Will you write out all the entries below exactly?

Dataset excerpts
# # # # #
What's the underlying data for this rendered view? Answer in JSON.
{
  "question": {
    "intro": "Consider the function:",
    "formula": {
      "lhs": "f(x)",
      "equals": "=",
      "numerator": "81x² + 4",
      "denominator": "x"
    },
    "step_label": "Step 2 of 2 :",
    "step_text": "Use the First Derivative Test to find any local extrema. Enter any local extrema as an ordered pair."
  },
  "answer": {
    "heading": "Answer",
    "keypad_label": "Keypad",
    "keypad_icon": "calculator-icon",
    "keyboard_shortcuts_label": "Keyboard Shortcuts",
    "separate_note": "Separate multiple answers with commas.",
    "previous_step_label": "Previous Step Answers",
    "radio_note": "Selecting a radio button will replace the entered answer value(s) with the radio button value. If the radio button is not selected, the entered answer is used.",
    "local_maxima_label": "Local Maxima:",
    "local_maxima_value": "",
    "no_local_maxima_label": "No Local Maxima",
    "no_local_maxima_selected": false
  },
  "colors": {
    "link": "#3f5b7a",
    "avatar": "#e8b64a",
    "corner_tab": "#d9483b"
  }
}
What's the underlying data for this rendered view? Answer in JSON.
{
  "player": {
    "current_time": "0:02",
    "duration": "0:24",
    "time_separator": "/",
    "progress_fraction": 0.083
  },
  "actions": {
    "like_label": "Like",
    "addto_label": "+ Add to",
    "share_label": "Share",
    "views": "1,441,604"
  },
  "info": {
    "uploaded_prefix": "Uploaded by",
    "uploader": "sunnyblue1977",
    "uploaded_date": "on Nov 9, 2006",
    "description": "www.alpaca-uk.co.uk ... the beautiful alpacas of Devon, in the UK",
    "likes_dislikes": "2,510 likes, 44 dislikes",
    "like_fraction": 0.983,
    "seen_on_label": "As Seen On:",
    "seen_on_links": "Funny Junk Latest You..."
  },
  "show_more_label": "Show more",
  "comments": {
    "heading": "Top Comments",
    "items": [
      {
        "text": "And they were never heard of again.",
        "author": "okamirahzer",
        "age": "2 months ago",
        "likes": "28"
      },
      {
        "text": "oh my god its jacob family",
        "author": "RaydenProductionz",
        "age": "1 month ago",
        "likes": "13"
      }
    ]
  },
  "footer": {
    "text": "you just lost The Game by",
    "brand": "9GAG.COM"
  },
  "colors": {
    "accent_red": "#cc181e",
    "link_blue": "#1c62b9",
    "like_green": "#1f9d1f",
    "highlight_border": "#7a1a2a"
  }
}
# # # # #
• RESULT:
What's the underlying data for this rendered view? Answer in JSON.
{
  "question": {
    "intro": "Consider the function:",
    "formula": {
      "lhs": "f(x)",
      "equals": "=",
      "numerator": "81x² + 4",
      "denominator": "x"
    },
    "step_label": "Step 2 of 2 :",
    "step_text": "Use the First Derivative Test to find any local extrema. Enter any local extrema as an ordered pair."
  },
  "answer": {
    "heading": "Answer",
    "keypad_label": "Keypad",
    "keypad_icon": "calculator-icon",
    "keyboard_shortcuts_label": "Keyboard Shortcuts",
    "separate_note": "Separate multiple answers with commas.",
    "previous_step_label": "Previous Step Answers",
    "radio_note": "Selecting a radio button will replace the entered answer value(s) with the radio button value. If the radio button is not selected, the entered answer is used.",
    "local_maxima_label": "Local Maxima:",
    "local_maxima_value": "",
    "no_local_maxima_label": "No Local Maxima",
    "no_local_maxima_selected": false
  },
  "colors": {
    "link": "#3f5b7a",
    "avatar": "#e8b64a",
    "corner_tab": "#d9483b"
  }
}
What's the underlying data for this rendered view? Answer in JSON.
{
  "player": {
    "current_time": "0:02",
    "duration": "0:24",
    "time_separator": "/",
    "progress_fraction": 0.083
  },
  "actions": {
    "like_label": "Like",
    "addto_label": "+ Add to",
    "share_label": "Share",
    "views": "1,441,604"
  },
  "info": {
    "uploaded_prefix": "Uploaded by",
    "uploader": "sunnyblue1977",
    "uploaded_date": "on Nov 9, 2006",
    "description": "www.alpaca-uk.co.uk ... the beautiful alpacas of Devon, in the UK",
    "likes_dislikes": "2,510 likes, 44 dislikes",
    "like_fraction": 0.983,
    "seen_on_label": "As Seen On:",
    "seen_on_links": "Funny Junk Latest You..."
  },
  "show_more_label": "Show more",
  "comments": {
    "heading": "Top Comments",
    "items": [
      {
        "text": "And they were never heard of again.",
        "author": "okamirahzer",
        "age": "2 months ago",
        "likes": "28"
      },
      {
        "text": "oh my god its jacob family",
        "author": "RaydenProductionz",
        "age": "1 month ago",
        "likes": "13"
      }
    ]
  },
  "footer": {
    "text": "you just lost The Game by",
    "brand": "9GAG.COM"
  },
  "colors": {
    "accent_red": "#cc181e",
    "link_blue": "#1c62b9",
    "like_green": "#1f9d1f",
    "highlight_border": "#7a1a2a"
  }
}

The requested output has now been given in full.